Copy each line holding the string "date".

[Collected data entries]
______
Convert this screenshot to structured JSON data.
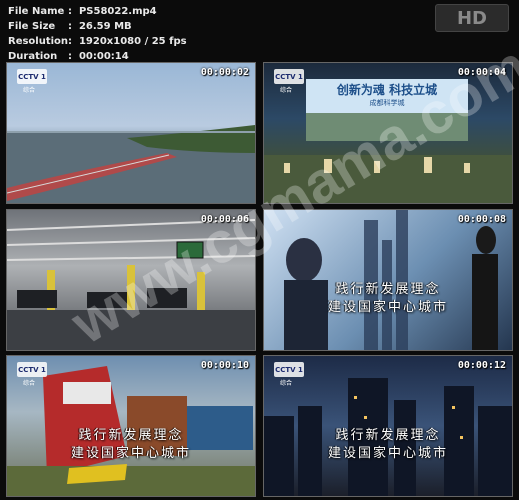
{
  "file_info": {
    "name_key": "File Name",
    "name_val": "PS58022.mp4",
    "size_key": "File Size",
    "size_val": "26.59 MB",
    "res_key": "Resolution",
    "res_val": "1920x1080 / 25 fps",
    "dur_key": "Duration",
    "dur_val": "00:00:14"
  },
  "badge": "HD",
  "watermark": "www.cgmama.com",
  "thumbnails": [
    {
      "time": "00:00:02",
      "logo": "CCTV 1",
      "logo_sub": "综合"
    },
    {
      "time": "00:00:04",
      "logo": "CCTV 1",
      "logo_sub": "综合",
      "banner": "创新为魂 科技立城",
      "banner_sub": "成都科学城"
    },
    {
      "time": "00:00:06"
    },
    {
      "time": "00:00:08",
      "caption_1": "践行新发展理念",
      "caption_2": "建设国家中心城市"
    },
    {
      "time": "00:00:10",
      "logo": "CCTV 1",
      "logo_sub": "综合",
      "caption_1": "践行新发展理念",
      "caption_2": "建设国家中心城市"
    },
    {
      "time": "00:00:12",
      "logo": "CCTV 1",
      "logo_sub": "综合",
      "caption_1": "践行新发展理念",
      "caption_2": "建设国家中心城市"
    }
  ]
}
______
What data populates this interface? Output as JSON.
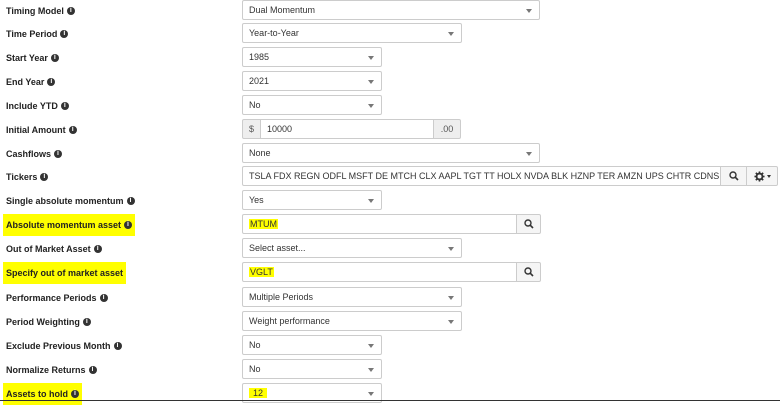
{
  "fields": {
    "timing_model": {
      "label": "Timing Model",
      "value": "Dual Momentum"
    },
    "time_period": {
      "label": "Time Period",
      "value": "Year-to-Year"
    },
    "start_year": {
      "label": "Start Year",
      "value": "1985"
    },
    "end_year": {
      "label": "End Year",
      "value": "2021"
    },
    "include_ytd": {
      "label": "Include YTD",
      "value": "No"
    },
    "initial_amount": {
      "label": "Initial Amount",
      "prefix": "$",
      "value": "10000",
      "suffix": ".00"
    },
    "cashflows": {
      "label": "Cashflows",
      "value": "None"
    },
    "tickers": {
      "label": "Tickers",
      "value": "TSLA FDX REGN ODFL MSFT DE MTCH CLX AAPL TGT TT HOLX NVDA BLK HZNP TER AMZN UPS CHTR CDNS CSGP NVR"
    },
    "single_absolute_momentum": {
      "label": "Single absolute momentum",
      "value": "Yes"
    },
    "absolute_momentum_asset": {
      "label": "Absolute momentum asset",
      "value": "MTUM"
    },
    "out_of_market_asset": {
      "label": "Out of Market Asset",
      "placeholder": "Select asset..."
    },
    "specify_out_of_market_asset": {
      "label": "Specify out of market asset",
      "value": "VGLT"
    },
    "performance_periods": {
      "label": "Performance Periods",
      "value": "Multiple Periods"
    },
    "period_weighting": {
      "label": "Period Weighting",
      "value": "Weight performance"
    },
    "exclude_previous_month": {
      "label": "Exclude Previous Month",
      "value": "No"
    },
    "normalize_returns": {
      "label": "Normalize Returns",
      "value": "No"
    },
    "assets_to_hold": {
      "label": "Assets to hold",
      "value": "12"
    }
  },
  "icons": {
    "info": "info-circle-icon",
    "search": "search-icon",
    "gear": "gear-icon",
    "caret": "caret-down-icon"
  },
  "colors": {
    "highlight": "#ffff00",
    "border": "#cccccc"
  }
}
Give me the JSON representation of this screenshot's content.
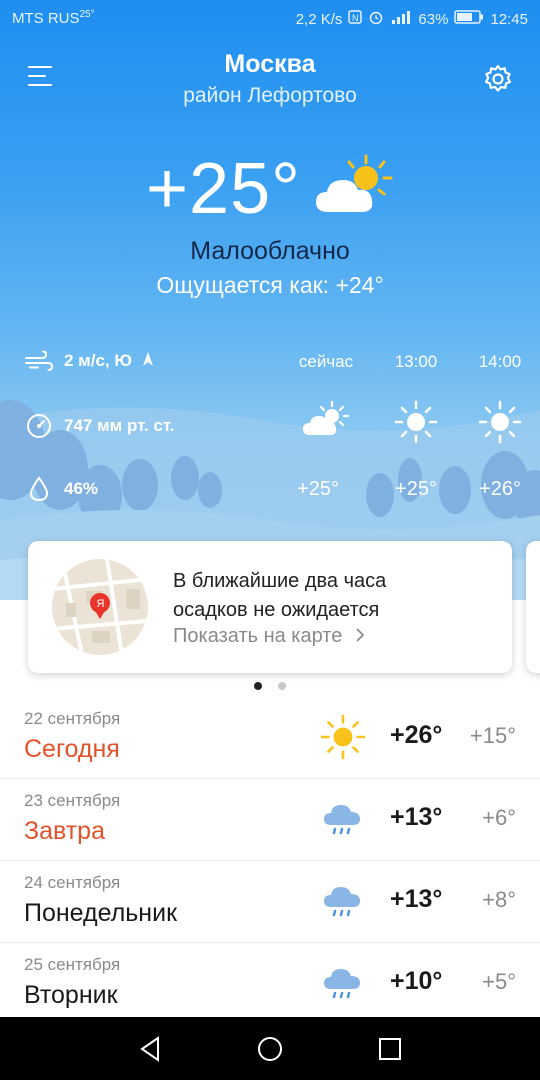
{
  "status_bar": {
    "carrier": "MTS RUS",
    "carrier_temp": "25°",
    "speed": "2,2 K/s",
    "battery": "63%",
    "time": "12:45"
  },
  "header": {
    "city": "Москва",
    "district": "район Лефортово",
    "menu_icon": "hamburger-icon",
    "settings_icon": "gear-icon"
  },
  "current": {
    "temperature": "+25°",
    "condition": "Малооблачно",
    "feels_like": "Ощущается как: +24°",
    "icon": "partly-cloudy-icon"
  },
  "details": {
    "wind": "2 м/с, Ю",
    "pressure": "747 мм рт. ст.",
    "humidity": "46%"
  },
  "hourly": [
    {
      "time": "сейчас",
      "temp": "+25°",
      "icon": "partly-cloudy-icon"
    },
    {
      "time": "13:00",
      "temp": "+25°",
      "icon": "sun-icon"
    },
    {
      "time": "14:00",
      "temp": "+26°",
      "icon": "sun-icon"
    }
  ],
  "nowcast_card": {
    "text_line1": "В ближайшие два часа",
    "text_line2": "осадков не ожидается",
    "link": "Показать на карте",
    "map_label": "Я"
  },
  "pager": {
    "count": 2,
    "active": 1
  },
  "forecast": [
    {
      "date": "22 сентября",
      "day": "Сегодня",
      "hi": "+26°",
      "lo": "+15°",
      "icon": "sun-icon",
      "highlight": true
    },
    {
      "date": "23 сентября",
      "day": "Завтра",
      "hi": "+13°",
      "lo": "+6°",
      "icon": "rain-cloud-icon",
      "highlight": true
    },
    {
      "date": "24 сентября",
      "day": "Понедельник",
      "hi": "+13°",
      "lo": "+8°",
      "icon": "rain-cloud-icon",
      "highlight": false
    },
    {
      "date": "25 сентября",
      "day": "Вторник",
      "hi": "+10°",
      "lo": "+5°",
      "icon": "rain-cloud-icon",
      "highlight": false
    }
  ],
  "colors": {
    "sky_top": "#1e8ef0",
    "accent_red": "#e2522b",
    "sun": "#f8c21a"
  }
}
______
[RIGHT ANSWER]
      "date": "22 сентября",
      "date": "23 сентября",
      "date": "24 сентября",
      "date": "25 сентября",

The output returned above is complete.